Dataset excerpts >>
◇ ◇ ◇ ◇

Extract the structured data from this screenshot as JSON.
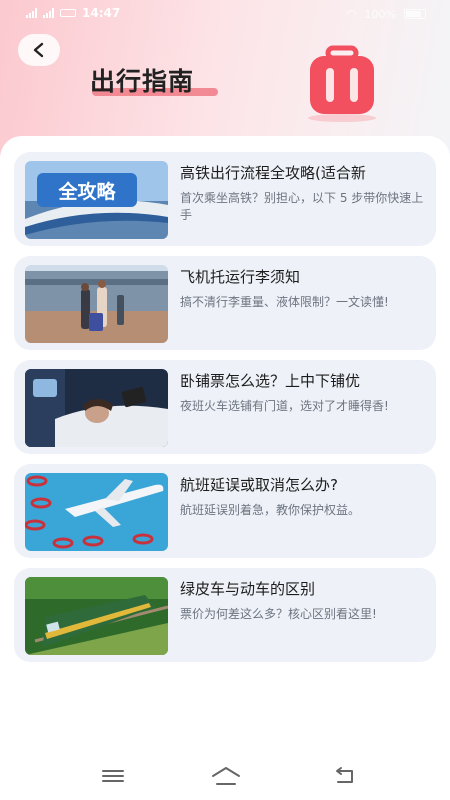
{
  "status_bar": {
    "time": "14:47",
    "network_left": "5G",
    "network_left2": "4G",
    "right_text": "100%"
  },
  "header": {
    "title": "出行指南"
  },
  "articles": [
    {
      "title": "高铁出行流程全攻略(适合新",
      "desc": "首次乘坐高铁？别担心，以下 5 步带你快速上手",
      "badge": "全攻略"
    },
    {
      "title": "飞机托运行李须知",
      "desc": "搞不清行李重量、液体限制？一文读懂!"
    },
    {
      "title": "卧铺票怎么选？上中下铺优",
      "desc": "夜班火车选铺有门道，选对了才睡得香!"
    },
    {
      "title": "航班延误或取消怎么办?",
      "desc": "航班延误别着急，教你保护权益。"
    },
    {
      "title": "绿皮车与动车的区别",
      "desc": "票价为何差这么多？核心区别看这里!"
    }
  ],
  "colors": {
    "accent": "#f07a86",
    "card_bg": "#eef2f8",
    "suitcase": "#f2505f"
  },
  "icons": [
    "back-arrow-icon",
    "suitcase-icon",
    "menu-icon",
    "home-icon",
    "return-icon"
  ]
}
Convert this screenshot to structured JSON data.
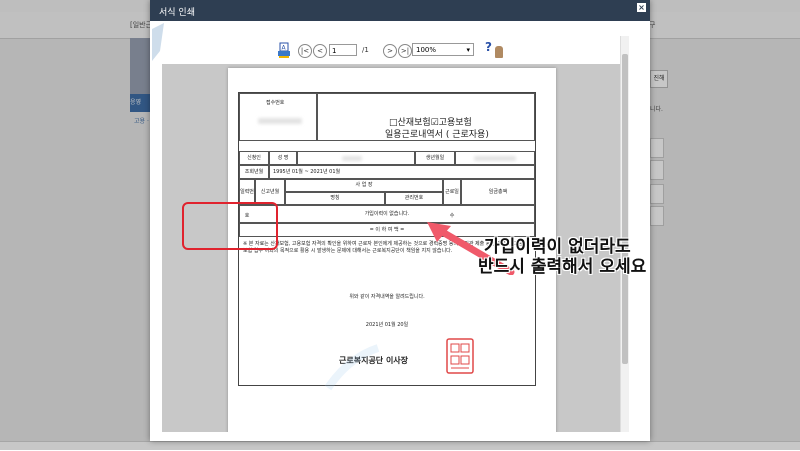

◇ ◇ ◇ ◇

Short problem >>
Check each line of the entries above for the word "desc". List the ones that have it.

Exercise output >>
      "desc": "首次乘坐高铁？别担心，以下 5 步带你快速上手",
      "desc": "搞不清行李重量、液体限制？一文读懂!"
      "desc": "夜班火车选铺有门道，选对了才睡得香!"
      "desc": "航班延误别着急，教你保护权益。"
      "desc": "票价为何差这么多？核心区别看这里!"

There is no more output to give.